- _Job_:
Can you transcribe every line exactly and leave the pictures behind?

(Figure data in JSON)

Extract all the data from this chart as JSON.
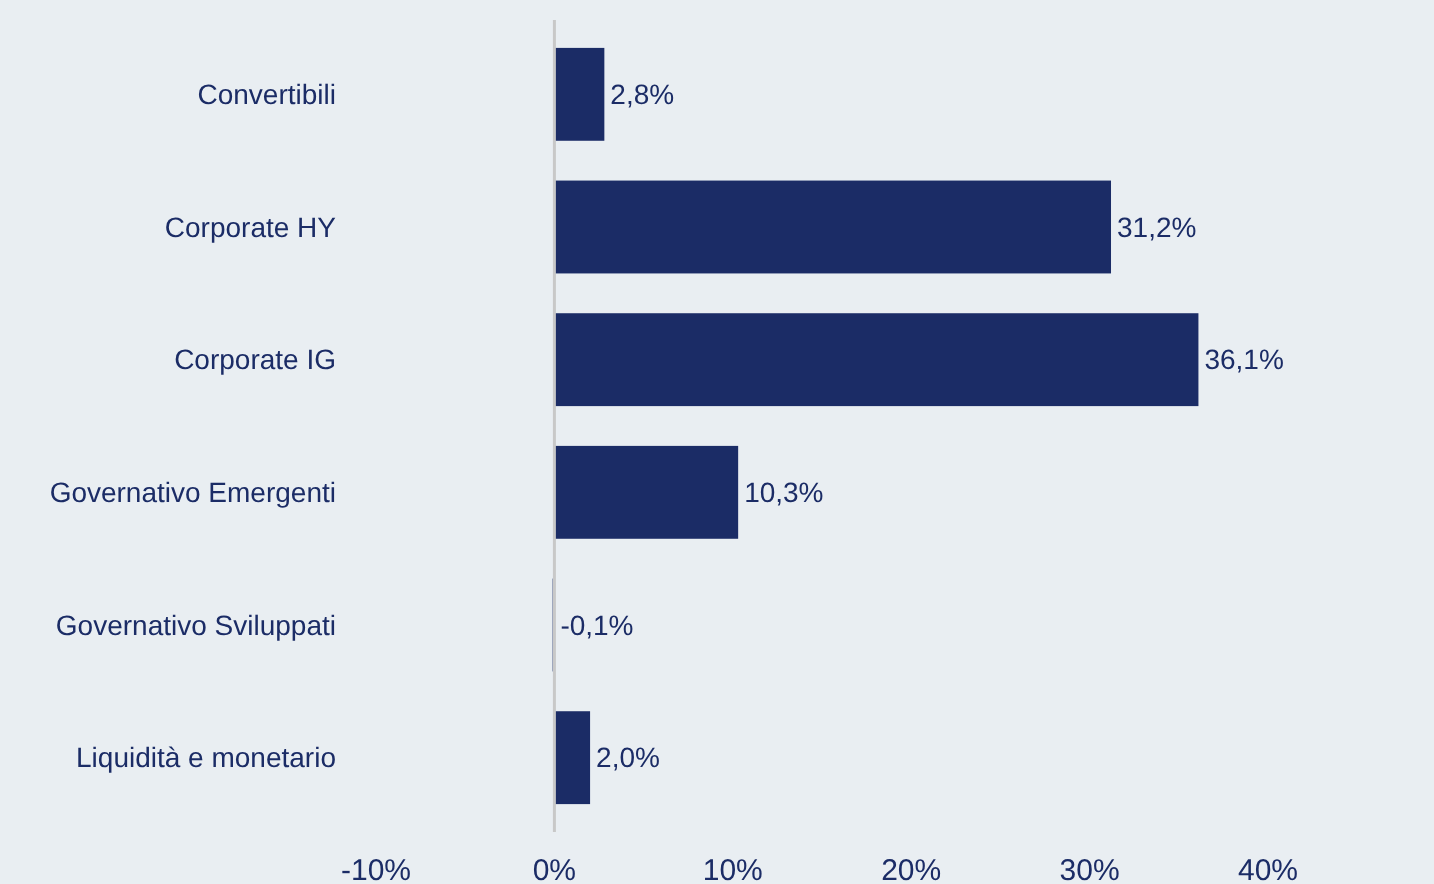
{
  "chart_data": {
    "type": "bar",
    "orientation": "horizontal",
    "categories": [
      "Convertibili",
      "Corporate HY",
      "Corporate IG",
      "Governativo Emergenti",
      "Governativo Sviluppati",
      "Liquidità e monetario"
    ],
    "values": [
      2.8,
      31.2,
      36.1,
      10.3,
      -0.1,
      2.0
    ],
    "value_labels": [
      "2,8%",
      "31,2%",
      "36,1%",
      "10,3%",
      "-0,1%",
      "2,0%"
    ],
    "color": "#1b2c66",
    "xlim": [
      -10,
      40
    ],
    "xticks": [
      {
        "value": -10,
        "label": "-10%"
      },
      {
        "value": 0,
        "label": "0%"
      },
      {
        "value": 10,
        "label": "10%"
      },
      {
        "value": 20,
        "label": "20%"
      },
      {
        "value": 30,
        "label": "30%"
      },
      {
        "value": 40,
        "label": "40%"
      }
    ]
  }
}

- _Exercise response_:
Extract all the data from this chart as JSON.
{
  "chart_data": {
    "type": "bar",
    "orientation": "horizontal",
    "categories": [
      "Convertibili",
      "Corporate HY",
      "Corporate IG",
      "Governativo Emergenti",
      "Governativo Sviluppati",
      "Liquidità e monetario"
    ],
    "values": [
      2.8,
      31.2,
      36.1,
      10.3,
      -0.1,
      2.0
    ],
    "value_labels": [
      "2,8%",
      "31,2%",
      "36,1%",
      "10,3%",
      "-0,1%",
      "2,0%"
    ],
    "color": "#1b2c66",
    "xlim": [
      -10,
      40
    ],
    "xticks": [
      {
        "value": -10,
        "label": "-10%"
      },
      {
        "value": 0,
        "label": "0%"
      },
      {
        "value": 10,
        "label": "10%"
      },
      {
        "value": 20,
        "label": "20%"
      },
      {
        "value": 30,
        "label": "30%"
      },
      {
        "value": 40,
        "label": "40%"
      }
    ]
  }
}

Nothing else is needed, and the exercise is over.